*GIVEN RECORDS*.
┏━━

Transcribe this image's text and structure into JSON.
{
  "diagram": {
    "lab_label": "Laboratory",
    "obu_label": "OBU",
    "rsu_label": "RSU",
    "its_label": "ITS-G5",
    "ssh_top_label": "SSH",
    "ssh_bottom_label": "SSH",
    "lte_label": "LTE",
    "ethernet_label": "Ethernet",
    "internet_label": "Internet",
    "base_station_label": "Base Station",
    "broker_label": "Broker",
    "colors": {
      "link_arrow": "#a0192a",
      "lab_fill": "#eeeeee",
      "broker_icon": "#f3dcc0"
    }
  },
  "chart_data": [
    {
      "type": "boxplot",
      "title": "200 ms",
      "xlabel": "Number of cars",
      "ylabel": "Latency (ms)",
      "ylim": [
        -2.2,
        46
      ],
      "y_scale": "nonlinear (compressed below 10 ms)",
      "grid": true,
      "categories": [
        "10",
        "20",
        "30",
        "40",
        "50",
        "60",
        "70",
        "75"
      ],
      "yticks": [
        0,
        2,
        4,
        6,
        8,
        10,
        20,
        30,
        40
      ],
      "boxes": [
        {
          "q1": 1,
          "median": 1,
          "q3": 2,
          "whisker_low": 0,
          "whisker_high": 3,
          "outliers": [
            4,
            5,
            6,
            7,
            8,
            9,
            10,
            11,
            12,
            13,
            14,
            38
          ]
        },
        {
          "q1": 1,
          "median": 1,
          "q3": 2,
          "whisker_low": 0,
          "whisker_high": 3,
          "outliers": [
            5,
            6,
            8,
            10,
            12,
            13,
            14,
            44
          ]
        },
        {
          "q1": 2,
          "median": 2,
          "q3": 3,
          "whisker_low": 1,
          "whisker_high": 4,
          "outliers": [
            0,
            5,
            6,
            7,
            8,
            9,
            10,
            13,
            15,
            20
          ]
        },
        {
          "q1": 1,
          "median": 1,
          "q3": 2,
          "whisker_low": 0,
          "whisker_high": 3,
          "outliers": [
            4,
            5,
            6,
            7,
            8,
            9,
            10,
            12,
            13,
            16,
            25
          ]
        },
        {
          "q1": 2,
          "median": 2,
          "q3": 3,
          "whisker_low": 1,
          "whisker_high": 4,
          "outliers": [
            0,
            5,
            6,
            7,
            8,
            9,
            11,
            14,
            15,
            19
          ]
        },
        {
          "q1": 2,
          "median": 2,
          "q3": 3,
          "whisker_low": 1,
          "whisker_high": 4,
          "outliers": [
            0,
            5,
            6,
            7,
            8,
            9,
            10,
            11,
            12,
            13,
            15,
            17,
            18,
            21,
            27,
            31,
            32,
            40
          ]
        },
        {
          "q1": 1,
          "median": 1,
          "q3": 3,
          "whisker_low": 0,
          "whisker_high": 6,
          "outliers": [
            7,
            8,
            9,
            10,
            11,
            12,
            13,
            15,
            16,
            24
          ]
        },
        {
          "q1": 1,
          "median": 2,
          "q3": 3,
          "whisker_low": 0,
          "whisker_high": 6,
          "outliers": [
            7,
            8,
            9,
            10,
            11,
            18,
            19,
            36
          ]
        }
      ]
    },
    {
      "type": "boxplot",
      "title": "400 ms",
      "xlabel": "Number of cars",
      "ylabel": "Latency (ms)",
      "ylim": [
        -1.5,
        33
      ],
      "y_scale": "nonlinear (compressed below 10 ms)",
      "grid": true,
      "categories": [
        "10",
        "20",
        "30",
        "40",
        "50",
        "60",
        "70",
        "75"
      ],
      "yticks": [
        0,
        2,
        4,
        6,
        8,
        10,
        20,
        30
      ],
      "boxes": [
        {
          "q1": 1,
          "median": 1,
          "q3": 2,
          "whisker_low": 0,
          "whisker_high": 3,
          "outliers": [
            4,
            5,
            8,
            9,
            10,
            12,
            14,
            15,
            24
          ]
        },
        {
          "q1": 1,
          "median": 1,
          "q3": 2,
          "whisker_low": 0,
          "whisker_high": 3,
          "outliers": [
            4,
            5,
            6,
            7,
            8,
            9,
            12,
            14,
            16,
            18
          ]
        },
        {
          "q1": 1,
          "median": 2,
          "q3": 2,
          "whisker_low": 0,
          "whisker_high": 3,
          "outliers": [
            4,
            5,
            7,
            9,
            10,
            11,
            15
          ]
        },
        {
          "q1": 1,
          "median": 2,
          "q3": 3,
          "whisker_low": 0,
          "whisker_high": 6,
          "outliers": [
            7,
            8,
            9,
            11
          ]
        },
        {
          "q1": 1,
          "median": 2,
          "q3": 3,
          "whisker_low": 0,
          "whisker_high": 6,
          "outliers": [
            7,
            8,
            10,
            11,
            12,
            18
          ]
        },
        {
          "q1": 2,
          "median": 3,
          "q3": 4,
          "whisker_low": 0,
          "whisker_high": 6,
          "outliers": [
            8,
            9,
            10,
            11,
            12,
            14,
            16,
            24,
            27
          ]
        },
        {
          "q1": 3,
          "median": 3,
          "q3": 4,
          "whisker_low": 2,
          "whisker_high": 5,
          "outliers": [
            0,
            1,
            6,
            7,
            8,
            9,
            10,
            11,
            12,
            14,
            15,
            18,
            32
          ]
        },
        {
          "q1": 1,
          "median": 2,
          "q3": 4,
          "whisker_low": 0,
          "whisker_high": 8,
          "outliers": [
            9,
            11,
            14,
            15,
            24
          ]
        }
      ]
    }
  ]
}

┗━━

*SHORT EXERCISE*.
Write the entire listing out again, word for word.

*RESULT OF THIS TASK*.
Transcribe this image's text and structure into JSON.
{
  "diagram": {
    "lab_label": "Laboratory",
    "obu_label": "OBU",
    "rsu_label": "RSU",
    "its_label": "ITS-G5",
    "ssh_top_label": "SSH",
    "ssh_bottom_label": "SSH",
    "lte_label": "LTE",
    "ethernet_label": "Ethernet",
    "internet_label": "Internet",
    "base_station_label": "Base Station",
    "broker_label": "Broker",
    "colors": {
      "link_arrow": "#a0192a",
      "lab_fill": "#eeeeee",
      "broker_icon": "#f3dcc0"
    }
  },
  "chart_data": [
    {
      "type": "boxplot",
      "title": "200 ms",
      "xlabel": "Number of cars",
      "ylabel": "Latency (ms)",
      "ylim": [
        -2.2,
        46
      ],
      "y_scale": "nonlinear (compressed below 10 ms)",
      "grid": true,
      "categories": [
        "10",
        "20",
        "30",
        "40",
        "50",
        "60",
        "70",
        "75"
      ],
      "yticks": [
        0,
        2,
        4,
        6,
        8,
        10,
        20,
        30,
        40
      ],
      "boxes": [
        {
          "q1": 1,
          "median": 1,
          "q3": 2,
          "whisker_low": 0,
          "whisker_high": 3,
          "outliers": [
            4,
            5,
            6,
            7,
            8,
            9,
            10,
            11,
            12,
            13,
            14,
            38
          ]
        },
        {
          "q1": 1,
          "median": 1,
          "q3": 2,
          "whisker_low": 0,
          "whisker_high": 3,
          "outliers": [
            5,
            6,
            8,
            10,
            12,
            13,
            14,
            44
          ]
        },
        {
          "q1": 2,
          "median": 2,
          "q3": 3,
          "whisker_low": 1,
          "whisker_high": 4,
          "outliers": [
            0,
            5,
            6,
            7,
            8,
            9,
            10,
            13,
            15,
            20
          ]
        },
        {
          "q1": 1,
          "median": 1,
          "q3": 2,
          "whisker_low": 0,
          "whisker_high": 3,
          "outliers": [
            4,
            5,
            6,
            7,
            8,
            9,
            10,
            12,
            13,
            16,
            25
          ]
        },
        {
          "q1": 2,
          "median": 2,
          "q3": 3,
          "whisker_low": 1,
          "whisker_high": 4,
          "outliers": [
            0,
            5,
            6,
            7,
            8,
            9,
            11,
            14,
            15,
            19
          ]
        },
        {
          "q1": 2,
          "median": 2,
          "q3": 3,
          "whisker_low": 1,
          "whisker_high": 4,
          "outliers": [
            0,
            5,
            6,
            7,
            8,
            9,
            10,
            11,
            12,
            13,
            15,
            17,
            18,
            21,
            27,
            31,
            32,
            40
          ]
        },
        {
          "q1": 1,
          "median": 1,
          "q3": 3,
          "whisker_low": 0,
          "whisker_high": 6,
          "outliers": [
            7,
            8,
            9,
            10,
            11,
            12,
            13,
            15,
            16,
            24
          ]
        },
        {
          "q1": 1,
          "median": 2,
          "q3": 3,
          "whisker_low": 0,
          "whisker_high": 6,
          "outliers": [
            7,
            8,
            9,
            10,
            11,
            18,
            19,
            36
          ]
        }
      ]
    },
    {
      "type": "boxplot",
      "title": "400 ms",
      "xlabel": "Number of cars",
      "ylabel": "Latency (ms)",
      "ylim": [
        -1.5,
        33
      ],
      "y_scale": "nonlinear (compressed below 10 ms)",
      "grid": true,
      "categories": [
        "10",
        "20",
        "30",
        "40",
        "50",
        "60",
        "70",
        "75"
      ],
      "yticks": [
        0,
        2,
        4,
        6,
        8,
        10,
        20,
        30
      ],
      "boxes": [
        {
          "q1": 1,
          "median": 1,
          "q3": 2,
          "whisker_low": 0,
          "whisker_high": 3,
          "outliers": [
            4,
            5,
            8,
            9,
            10,
            12,
            14,
            15,
            24
          ]
        },
        {
          "q1": 1,
          "median": 1,
          "q3": 2,
          "whisker_low": 0,
          "whisker_high": 3,
          "outliers": [
            4,
            5,
            6,
            7,
            8,
            9,
            12,
            14,
            16,
            18
          ]
        },
        {
          "q1": 1,
          "median": 2,
          "q3": 2,
          "whisker_low": 0,
          "whisker_high": 3,
          "outliers": [
            4,
            5,
            7,
            9,
            10,
            11,
            15
          ]
        },
        {
          "q1": 1,
          "median": 2,
          "q3": 3,
          "whisker_low": 0,
          "whisker_high": 6,
          "outliers": [
            7,
            8,
            9,
            11
          ]
        },
        {
          "q1": 1,
          "median": 2,
          "q3": 3,
          "whisker_low": 0,
          "whisker_high": 6,
          "outliers": [
            7,
            8,
            10,
            11,
            12,
            18
          ]
        },
        {
          "q1": 2,
          "median": 3,
          "q3": 4,
          "whisker_low": 0,
          "whisker_high": 6,
          "outliers": [
            8,
            9,
            10,
            11,
            12,
            14,
            16,
            24,
            27
          ]
        },
        {
          "q1": 3,
          "median": 3,
          "q3": 4,
          "whisker_low": 2,
          "whisker_high": 5,
          "outliers": [
            0,
            1,
            6,
            7,
            8,
            9,
            10,
            11,
            12,
            14,
            15,
            18,
            32
          ]
        },
        {
          "q1": 1,
          "median": 2,
          "q3": 4,
          "whisker_low": 0,
          "whisker_high": 8,
          "outliers": [
            9,
            11,
            14,
            15,
            24
          ]
        }
      ]
    }
  ]
}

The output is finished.